Written problem - Write out every single entry exactly.

(Extracted data entries)
☆ ☆ ☆ ☆ ☆
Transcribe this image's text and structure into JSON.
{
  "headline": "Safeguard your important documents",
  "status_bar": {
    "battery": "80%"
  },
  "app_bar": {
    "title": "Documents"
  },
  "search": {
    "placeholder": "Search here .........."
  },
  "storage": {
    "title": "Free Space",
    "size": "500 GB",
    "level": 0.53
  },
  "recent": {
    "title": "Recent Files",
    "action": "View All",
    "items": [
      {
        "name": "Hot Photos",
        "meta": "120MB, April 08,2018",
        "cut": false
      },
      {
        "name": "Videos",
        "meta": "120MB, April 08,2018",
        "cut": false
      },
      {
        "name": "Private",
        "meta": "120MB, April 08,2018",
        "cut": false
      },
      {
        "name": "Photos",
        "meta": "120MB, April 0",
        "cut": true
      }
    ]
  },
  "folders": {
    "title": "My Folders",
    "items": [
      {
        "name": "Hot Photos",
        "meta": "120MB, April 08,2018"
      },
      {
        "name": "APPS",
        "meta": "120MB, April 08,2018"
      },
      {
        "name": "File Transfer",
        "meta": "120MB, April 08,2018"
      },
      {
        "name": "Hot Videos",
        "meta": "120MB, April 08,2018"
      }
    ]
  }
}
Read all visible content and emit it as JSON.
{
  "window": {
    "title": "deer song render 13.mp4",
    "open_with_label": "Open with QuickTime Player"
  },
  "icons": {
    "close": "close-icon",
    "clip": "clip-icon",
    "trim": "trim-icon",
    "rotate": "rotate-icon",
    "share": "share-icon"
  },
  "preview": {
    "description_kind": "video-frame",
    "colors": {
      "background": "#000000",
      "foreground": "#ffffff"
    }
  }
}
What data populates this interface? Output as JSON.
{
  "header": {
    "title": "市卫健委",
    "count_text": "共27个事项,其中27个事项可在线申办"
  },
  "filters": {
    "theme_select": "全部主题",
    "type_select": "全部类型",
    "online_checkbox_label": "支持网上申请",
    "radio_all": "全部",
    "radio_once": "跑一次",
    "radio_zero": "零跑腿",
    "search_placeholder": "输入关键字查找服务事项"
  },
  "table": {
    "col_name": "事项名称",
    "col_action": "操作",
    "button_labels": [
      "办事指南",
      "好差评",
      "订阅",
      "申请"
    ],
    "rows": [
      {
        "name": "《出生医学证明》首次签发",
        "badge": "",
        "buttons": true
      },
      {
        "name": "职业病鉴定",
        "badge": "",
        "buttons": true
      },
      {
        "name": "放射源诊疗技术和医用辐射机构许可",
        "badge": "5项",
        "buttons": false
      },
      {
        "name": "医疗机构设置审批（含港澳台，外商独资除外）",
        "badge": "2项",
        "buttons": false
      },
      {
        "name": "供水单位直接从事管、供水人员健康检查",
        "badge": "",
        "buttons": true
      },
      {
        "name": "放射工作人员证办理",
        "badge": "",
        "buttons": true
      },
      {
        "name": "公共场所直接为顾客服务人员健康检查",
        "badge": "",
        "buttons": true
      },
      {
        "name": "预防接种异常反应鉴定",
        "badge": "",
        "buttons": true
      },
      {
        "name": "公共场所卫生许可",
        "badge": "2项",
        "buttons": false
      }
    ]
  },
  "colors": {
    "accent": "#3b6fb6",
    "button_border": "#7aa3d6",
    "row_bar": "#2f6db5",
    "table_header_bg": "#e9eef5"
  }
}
☆ ☆ ☆ ☆ ☆
Response to this task -
Transcribe this image's text and structure into JSON.
{
  "headline": "Safeguard your important documents",
  "status_bar": {
    "battery": "80%"
  },
  "app_bar": {
    "title": "Documents"
  },
  "search": {
    "placeholder": "Search here .........."
  },
  "storage": {
    "title": "Free Space",
    "size": "500 GB",
    "level": 0.53
  },
  "recent": {
    "title": "Recent Files",
    "action": "View All",
    "items": [
      {
        "name": "Hot Photos",
        "meta": "120MB, April 08,2018",
        "cut": false
      },
      {
        "name": "Videos",
        "meta": "120MB, April 08,2018",
        "cut": false
      },
      {
        "name": "Private",
        "meta": "120MB, April 08,2018",
        "cut": false
      },
      {
        "name": "Photos",
        "meta": "120MB, April 0",
        "cut": true
      }
    ]
  },
  "folders": {
    "title": "My Folders",
    "items": [
      {
        "name": "Hot Photos",
        "meta": "120MB, April 08,2018"
      },
      {
        "name": "APPS",
        "meta": "120MB, April 08,2018"
      },
      {
        "name": "File Transfer",
        "meta": "120MB, April 08,2018"
      },
      {
        "name": "Hot Videos",
        "meta": "120MB, April 08,2018"
      }
    ]
  }
}
Read all visible content and emit it as JSON.
{
  "window": {
    "title": "deer song render 13.mp4",
    "open_with_label": "Open with QuickTime Player"
  },
  "icons": {
    "close": "close-icon",
    "clip": "clip-icon",
    "trim": "trim-icon",
    "rotate": "rotate-icon",
    "share": "share-icon"
  },
  "preview": {
    "description_kind": "video-frame",
    "colors": {
      "background": "#000000",
      "foreground": "#ffffff"
    }
  }
}
What data populates this interface? Output as JSON.
{
  "header": {
    "title": "市卫健委",
    "count_text": "共27个事项,其中27个事项可在线申办"
  },
  "filters": {
    "theme_select": "全部主题",
    "type_select": "全部类型",
    "online_checkbox_label": "支持网上申请",
    "radio_all": "全部",
    "radio_once": "跑一次",
    "radio_zero": "零跑腿",
    "search_placeholder": "输入关键字查找服务事项"
  },
  "table": {
    "col_name": "事项名称",
    "col_action": "操作",
    "button_labels": [
      "办事指南",
      "好差评",
      "订阅",
      "申请"
    ],
    "rows": [
      {
        "name": "《出生医学证明》首次签发",
        "badge": "",
        "buttons": true
      },
      {
        "name": "职业病鉴定",
        "badge": "",
        "buttons": true
      },
      {
        "name": "放射源诊疗技术和医用辐射机构许可",
        "badge": "5项",
        "buttons": false
      },
      {
        "name": "医疗机构设置审批（含港澳台，外商独资除外）",
        "badge": "2项",
        "buttons": false
      },
      {
        "name": "供水单位直接从事管、供水人员健康检查",
        "badge": "",
        "buttons": true
      },
      {
        "name": "放射工作人员证办理",
        "badge": "",
        "buttons": true
      },
      {
        "name": "公共场所直接为顾客服务人员健康检查",
        "badge": "",
        "buttons": true
      },
      {
        "name": "预防接种异常反应鉴定",
        "badge": "",
        "buttons": true
      },
      {
        "name": "公共场所卫生许可",
        "badge": "2项",
        "buttons": false
      }
    ]
  },
  "colors": {
    "accent": "#3b6fb6",
    "button_border": "#7aa3d6",
    "row_bar": "#2f6db5",
    "table_header_bg": "#e9eef5"
  }
}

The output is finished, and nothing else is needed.